▶ [TASK INPUTS]:
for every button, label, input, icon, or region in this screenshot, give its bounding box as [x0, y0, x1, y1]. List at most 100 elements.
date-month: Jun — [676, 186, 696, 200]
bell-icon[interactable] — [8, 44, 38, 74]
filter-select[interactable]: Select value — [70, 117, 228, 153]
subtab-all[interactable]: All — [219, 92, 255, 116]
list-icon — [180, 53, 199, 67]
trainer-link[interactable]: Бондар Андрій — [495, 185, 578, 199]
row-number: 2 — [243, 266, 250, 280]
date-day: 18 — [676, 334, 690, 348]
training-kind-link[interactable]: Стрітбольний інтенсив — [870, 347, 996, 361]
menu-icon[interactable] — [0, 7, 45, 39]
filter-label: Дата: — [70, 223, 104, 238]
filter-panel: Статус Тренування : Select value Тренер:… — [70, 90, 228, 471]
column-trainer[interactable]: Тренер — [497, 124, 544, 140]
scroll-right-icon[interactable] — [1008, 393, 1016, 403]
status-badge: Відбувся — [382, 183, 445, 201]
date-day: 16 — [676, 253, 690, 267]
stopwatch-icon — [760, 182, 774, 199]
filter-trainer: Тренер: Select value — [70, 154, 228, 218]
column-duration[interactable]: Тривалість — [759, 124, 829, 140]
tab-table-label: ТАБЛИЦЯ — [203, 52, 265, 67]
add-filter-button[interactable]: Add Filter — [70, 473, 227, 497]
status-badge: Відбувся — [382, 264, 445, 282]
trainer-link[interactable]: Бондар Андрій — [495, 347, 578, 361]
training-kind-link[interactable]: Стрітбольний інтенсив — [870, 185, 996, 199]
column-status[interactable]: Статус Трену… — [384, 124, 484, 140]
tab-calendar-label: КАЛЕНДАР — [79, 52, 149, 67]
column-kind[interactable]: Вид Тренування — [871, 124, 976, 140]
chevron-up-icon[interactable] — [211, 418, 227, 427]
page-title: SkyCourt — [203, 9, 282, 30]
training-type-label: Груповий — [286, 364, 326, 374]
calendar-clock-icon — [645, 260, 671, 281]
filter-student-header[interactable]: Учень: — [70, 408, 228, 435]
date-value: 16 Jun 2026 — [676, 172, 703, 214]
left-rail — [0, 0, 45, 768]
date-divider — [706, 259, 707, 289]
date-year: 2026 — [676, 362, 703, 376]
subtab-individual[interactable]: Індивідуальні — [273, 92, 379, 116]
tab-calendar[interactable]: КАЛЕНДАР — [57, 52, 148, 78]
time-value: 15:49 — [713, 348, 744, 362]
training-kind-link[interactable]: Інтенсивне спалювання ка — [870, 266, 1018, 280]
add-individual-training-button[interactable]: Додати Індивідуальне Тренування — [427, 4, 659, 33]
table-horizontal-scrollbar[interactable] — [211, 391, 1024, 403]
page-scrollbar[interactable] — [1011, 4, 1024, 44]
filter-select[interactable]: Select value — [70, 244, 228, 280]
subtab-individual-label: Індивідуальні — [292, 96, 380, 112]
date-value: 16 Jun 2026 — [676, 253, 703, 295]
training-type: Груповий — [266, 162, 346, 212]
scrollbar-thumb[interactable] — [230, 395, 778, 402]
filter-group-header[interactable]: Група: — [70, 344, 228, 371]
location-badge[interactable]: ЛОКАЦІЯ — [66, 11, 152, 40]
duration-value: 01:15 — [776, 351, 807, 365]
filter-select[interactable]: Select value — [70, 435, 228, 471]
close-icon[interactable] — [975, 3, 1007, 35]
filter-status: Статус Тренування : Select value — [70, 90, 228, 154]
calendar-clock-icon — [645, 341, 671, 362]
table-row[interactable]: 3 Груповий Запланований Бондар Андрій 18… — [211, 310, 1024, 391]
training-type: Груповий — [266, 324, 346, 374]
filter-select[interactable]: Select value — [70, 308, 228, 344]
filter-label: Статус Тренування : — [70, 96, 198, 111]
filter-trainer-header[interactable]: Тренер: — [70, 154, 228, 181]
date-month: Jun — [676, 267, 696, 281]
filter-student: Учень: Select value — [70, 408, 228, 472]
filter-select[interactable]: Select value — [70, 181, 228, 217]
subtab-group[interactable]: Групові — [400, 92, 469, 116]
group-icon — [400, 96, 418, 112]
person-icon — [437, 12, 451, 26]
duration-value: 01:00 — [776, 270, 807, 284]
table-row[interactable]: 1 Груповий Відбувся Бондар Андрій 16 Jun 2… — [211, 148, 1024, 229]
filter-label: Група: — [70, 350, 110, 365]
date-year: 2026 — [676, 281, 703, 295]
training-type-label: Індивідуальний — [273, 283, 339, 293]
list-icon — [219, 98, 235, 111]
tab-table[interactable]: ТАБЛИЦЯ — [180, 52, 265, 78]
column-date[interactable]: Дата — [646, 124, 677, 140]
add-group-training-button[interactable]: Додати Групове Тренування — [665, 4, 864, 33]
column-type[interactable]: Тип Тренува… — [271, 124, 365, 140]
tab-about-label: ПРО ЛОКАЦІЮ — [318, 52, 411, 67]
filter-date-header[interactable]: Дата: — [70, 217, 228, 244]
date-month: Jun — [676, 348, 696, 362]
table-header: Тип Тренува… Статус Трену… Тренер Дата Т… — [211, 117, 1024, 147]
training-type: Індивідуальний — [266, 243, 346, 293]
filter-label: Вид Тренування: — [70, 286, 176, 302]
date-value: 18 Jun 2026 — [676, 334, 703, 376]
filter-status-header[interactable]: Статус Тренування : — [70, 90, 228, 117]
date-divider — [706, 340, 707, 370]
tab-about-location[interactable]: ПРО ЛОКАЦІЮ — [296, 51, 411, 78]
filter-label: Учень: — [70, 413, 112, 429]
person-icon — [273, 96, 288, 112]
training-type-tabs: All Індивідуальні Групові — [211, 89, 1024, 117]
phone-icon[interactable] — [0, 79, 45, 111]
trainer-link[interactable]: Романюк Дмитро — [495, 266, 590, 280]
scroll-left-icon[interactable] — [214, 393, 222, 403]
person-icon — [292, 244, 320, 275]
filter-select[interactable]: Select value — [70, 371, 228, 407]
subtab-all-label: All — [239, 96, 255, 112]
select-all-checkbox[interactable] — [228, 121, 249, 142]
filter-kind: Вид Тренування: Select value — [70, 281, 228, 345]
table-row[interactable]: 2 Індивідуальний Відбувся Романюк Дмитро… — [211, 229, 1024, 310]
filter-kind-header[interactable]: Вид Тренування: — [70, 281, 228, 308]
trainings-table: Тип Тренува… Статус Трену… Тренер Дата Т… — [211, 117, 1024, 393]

▶ [WHAT THE EXERCISE ASKS]:
Copy every entry above word for word, in the same order.

▶ [THE RESPONSE]:
for every button, label, input, icon, or region in this screenshot, give its bounding box as [x0, y0, x1, y1]. List at most 100 elements.
date-month: Jun — [676, 186, 696, 200]
bell-icon[interactable] — [8, 44, 38, 74]
filter-select[interactable]: Select value — [70, 117, 228, 153]
subtab-all[interactable]: All — [219, 92, 255, 116]
list-icon — [180, 53, 199, 67]
trainer-link[interactable]: Бондар Андрій — [495, 185, 578, 199]
row-number: 2 — [243, 266, 250, 280]
date-day: 18 — [676, 334, 690, 348]
training-kind-link[interactable]: Стрітбольний інтенсив — [870, 347, 996, 361]
menu-icon[interactable] — [0, 7, 45, 39]
filter-label: Дата: — [70, 223, 104, 238]
filter-panel: Статус Тренування : Select value Тренер:… — [70, 90, 228, 471]
column-trainer[interactable]: Тренер — [497, 124, 544, 140]
scroll-right-icon[interactable] — [1008, 393, 1016, 403]
status-badge: Відбувся — [382, 183, 445, 201]
date-day: 16 — [676, 253, 690, 267]
stopwatch-icon — [760, 182, 774, 199]
filter-trainer: Тренер: Select value — [70, 154, 228, 218]
column-duration[interactable]: Тривалість — [759, 124, 829, 140]
tab-table-label: ТАБЛИЦЯ — [203, 52, 265, 67]
add-filter-button[interactable]: Add Filter — [70, 473, 227, 497]
status-badge: Відбувся — [382, 264, 445, 282]
trainer-link[interactable]: Бондар Андрій — [495, 347, 578, 361]
training-kind-link[interactable]: Стрітбольний інтенсив — [870, 185, 996, 199]
column-status[interactable]: Статус Трену… — [384, 124, 484, 140]
tab-calendar-label: КАЛЕНДАР — [79, 52, 149, 67]
column-kind[interactable]: Вид Тренування — [871, 124, 976, 140]
chevron-up-icon[interactable] — [211, 418, 227, 427]
page-title: SkyCourt — [203, 9, 282, 30]
training-type-label: Груповий — [286, 364, 326, 374]
calendar-clock-icon — [645, 260, 671, 281]
filter-student-header[interactable]: Учень: — [70, 408, 228, 435]
date-value: 16 Jun 2026 — [676, 172, 703, 214]
left-rail — [0, 0, 45, 768]
date-divider — [706, 259, 707, 289]
date-year: 2026 — [676, 362, 703, 376]
subtab-individual[interactable]: Індивідуальні — [273, 92, 379, 116]
tab-calendar[interactable]: КАЛЕНДАР — [57, 52, 148, 78]
time-value: 15:49 — [713, 348, 744, 362]
training-kind-link[interactable]: Інтенсивне спалювання ка — [870, 266, 1018, 280]
add-individual-training-button[interactable]: Додати Індивідуальне Тренування — [427, 4, 659, 33]
table-horizontal-scrollbar[interactable] — [211, 391, 1024, 403]
page-scrollbar[interactable] — [1011, 4, 1024, 44]
filter-select[interactable]: Select value — [70, 244, 228, 280]
subtab-individual-label: Індивідуальні — [292, 96, 380, 112]
date-value: 16 Jun 2026 — [676, 253, 703, 295]
training-type: Груповий — [266, 162, 346, 212]
scrollbar-thumb[interactable] — [230, 395, 778, 402]
filter-group-header[interactable]: Група: — [70, 344, 228, 371]
location-badge[interactable]: ЛОКАЦІЯ — [66, 11, 152, 40]
duration-value: 01:15 — [776, 351, 807, 365]
filter-select[interactable]: Select value — [70, 435, 228, 471]
close-icon[interactable] — [975, 3, 1007, 35]
filter-status: Статус Тренування : Select value — [70, 90, 228, 154]
calendar-clock-icon — [645, 341, 671, 362]
table-row[interactable]: 3 Груповий Запланований Бондар Андрій 18… — [211, 310, 1024, 391]
training-type: Груповий — [266, 324, 346, 374]
filter-select[interactable]: Select value — [70, 308, 228, 344]
filter-label: Статус Тренування : — [70, 96, 198, 111]
filter-trainer-header[interactable]: Тренер: — [70, 154, 228, 181]
date-month: Jun — [676, 267, 696, 281]
filter-student: Учень: Select value — [70, 408, 228, 472]
filter-select[interactable]: Select value — [70, 181, 228, 217]
subtab-group[interactable]: Групові — [400, 92, 469, 116]
group-icon — [400, 96, 418, 112]
person-icon — [437, 12, 451, 26]
duration-value: 01:00 — [776, 270, 807, 284]
table-row[interactable]: 1 Груповий Відбувся Бондар Андрій 16 Jun 2… — [211, 148, 1024, 229]
filter-label: Група: — [70, 350, 110, 365]
date-year: 2026 — [676, 281, 703, 295]
training-type-label: Індивідуальний — [273, 283, 339, 293]
list-icon — [219, 98, 235, 111]
tab-table[interactable]: ТАБЛИЦЯ — [180, 52, 265, 78]
column-date[interactable]: Дата — [646, 124, 677, 140]
add-group-training-button[interactable]: Додати Групове Тренування — [665, 4, 864, 33]
column-type[interactable]: Тип Тренува… — [271, 124, 365, 140]
tab-about-label: ПРО ЛОКАЦІЮ — [318, 52, 411, 67]
filter-date-header[interactable]: Дата: — [70, 217, 228, 244]
date-month: Jun — [676, 348, 696, 362]
table-header: Тип Тренува… Статус Трену… Тренер Дата Т… — [211, 117, 1024, 147]
training-type: Індивідуальний — [266, 243, 346, 293]
filter-label: Вид Тренування: — [70, 286, 176, 302]
date-value: 18 Jun 2026 — [676, 334, 703, 376]
filter-status-header[interactable]: Статус Тренування : — [70, 90, 228, 117]
date-divider — [706, 340, 707, 370]
tab-about-location[interactable]: ПРО ЛОКАЦІЮ — [296, 51, 411, 78]
filter-label: Учень: — [70, 413, 112, 429]
person-icon — [273, 96, 288, 112]
training-type-tabs: All Індивідуальні Групові — [211, 89, 1024, 117]
phone-icon[interactable] — [0, 79, 45, 111]
trainer-link[interactable]: Романюк Дмитро — [495, 266, 590, 280]
scroll-left-icon[interactable] — [214, 393, 222, 403]
person-icon — [292, 244, 320, 275]
filter-select[interactable]: Select value — [70, 371, 228, 407]
subtab-all-label: All — [239, 96, 255, 112]
select-all-checkbox[interactable] — [228, 121, 249, 142]
filter-kind: Вид Тренування: Select value — [70, 281, 228, 345]
table-row[interactable]: 2 Індивідуальний Відбувся Романюк Дмитро… — [211, 229, 1024, 310]
filter-kind-header[interactable]: Вид Тренування: — [70, 281, 228, 308]
trainings-table: Тип Тренува… Статус Трену… Тренер Дата Т… — [211, 117, 1024, 393]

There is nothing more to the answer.